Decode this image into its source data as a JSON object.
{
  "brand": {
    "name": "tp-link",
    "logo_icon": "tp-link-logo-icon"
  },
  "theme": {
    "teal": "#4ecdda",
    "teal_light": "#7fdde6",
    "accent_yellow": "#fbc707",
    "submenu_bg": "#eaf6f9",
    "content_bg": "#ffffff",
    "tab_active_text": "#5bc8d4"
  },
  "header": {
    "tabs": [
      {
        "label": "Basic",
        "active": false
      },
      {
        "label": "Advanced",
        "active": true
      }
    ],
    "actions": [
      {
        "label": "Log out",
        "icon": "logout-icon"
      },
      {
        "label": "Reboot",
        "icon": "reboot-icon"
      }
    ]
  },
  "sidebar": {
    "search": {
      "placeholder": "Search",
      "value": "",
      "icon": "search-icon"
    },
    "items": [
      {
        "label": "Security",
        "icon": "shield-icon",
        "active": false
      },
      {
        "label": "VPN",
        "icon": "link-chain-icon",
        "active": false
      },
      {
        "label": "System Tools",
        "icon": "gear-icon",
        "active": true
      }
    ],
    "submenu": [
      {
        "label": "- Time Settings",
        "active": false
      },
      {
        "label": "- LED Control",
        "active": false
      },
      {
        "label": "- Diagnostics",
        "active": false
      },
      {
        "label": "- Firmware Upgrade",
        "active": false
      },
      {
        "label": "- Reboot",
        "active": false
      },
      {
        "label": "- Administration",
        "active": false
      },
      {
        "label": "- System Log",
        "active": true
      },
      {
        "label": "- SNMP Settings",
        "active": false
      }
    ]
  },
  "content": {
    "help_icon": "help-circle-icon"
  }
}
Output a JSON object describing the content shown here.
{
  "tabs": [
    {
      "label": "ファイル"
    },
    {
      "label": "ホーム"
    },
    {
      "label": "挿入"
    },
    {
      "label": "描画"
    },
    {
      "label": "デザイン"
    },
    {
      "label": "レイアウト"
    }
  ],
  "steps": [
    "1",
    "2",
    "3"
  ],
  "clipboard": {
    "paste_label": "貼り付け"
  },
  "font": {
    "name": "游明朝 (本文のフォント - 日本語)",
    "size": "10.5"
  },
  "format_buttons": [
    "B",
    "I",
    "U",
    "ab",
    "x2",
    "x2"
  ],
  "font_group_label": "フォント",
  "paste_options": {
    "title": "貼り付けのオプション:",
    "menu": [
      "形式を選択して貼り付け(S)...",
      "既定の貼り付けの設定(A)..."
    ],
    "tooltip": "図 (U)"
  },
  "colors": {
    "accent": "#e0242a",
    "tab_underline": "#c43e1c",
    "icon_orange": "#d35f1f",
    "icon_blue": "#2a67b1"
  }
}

+===+

What to do | From the data above, extract every line in its exact form.

Solution to this exercise |
Decode this image into its source data as a JSON object.
{
  "brand": {
    "name": "tp-link",
    "logo_icon": "tp-link-logo-icon"
  },
  "theme": {
    "teal": "#4ecdda",
    "teal_light": "#7fdde6",
    "accent_yellow": "#fbc707",
    "submenu_bg": "#eaf6f9",
    "content_bg": "#ffffff",
    "tab_active_text": "#5bc8d4"
  },
  "header": {
    "tabs": [
      {
        "label": "Basic",
        "active": false
      },
      {
        "label": "Advanced",
        "active": true
      }
    ],
    "actions": [
      {
        "label": "Log out",
        "icon": "logout-icon"
      },
      {
        "label": "Reboot",
        "icon": "reboot-icon"
      }
    ]
  },
  "sidebar": {
    "search": {
      "placeholder": "Search",
      "value": "",
      "icon": "search-icon"
    },
    "items": [
      {
        "label": "Security",
        "icon": "shield-icon",
        "active": false
      },
      {
        "label": "VPN",
        "icon": "link-chain-icon",
        "active": false
      },
      {
        "label": "System Tools",
        "icon": "gear-icon",
        "active": true
      }
    ],
    "submenu": [
      {
        "label": "- Time Settings",
        "active": false
      },
      {
        "label": "- LED Control",
        "active": false
      },
      {
        "label": "- Diagnostics",
        "active": false
      },
      {
        "label": "- Firmware Upgrade",
        "active": false
      },
      {
        "label": "- Reboot",
        "active": false
      },
      {
        "label": "- Administration",
        "active": false
      },
      {
        "label": "- System Log",
        "active": true
      },
      {
        "label": "- SNMP Settings",
        "active": false
      }
    ]
  },
  "content": {
    "help_icon": "help-circle-icon"
  }
}
Output a JSON object describing the content shown here.
{
  "tabs": [
    {
      "label": "ファイル"
    },
    {
      "label": "ホーム"
    },
    {
      "label": "挿入"
    },
    {
      "label": "描画"
    },
    {
      "label": "デザイン"
    },
    {
      "label": "レイアウト"
    }
  ],
  "steps": [
    "1",
    "2",
    "3"
  ],
  "clipboard": {
    "paste_label": "貼り付け"
  },
  "font": {
    "name": "游明朝 (本文のフォント - 日本語)",
    "size": "10.5"
  },
  "format_buttons": [
    "B",
    "I",
    "U",
    "ab",
    "x2",
    "x2"
  ],
  "font_group_label": "フォント",
  "paste_options": {
    "title": "貼り付けのオプション:",
    "menu": [
      "形式を選択して貼り付け(S)...",
      "既定の貼り付けの設定(A)..."
    ],
    "tooltip": "図 (U)"
  },
  "colors": {
    "accent": "#e0242a",
    "tab_underline": "#c43e1c",
    "icon_orange": "#d35f1f",
    "icon_blue": "#2a67b1"
  }
}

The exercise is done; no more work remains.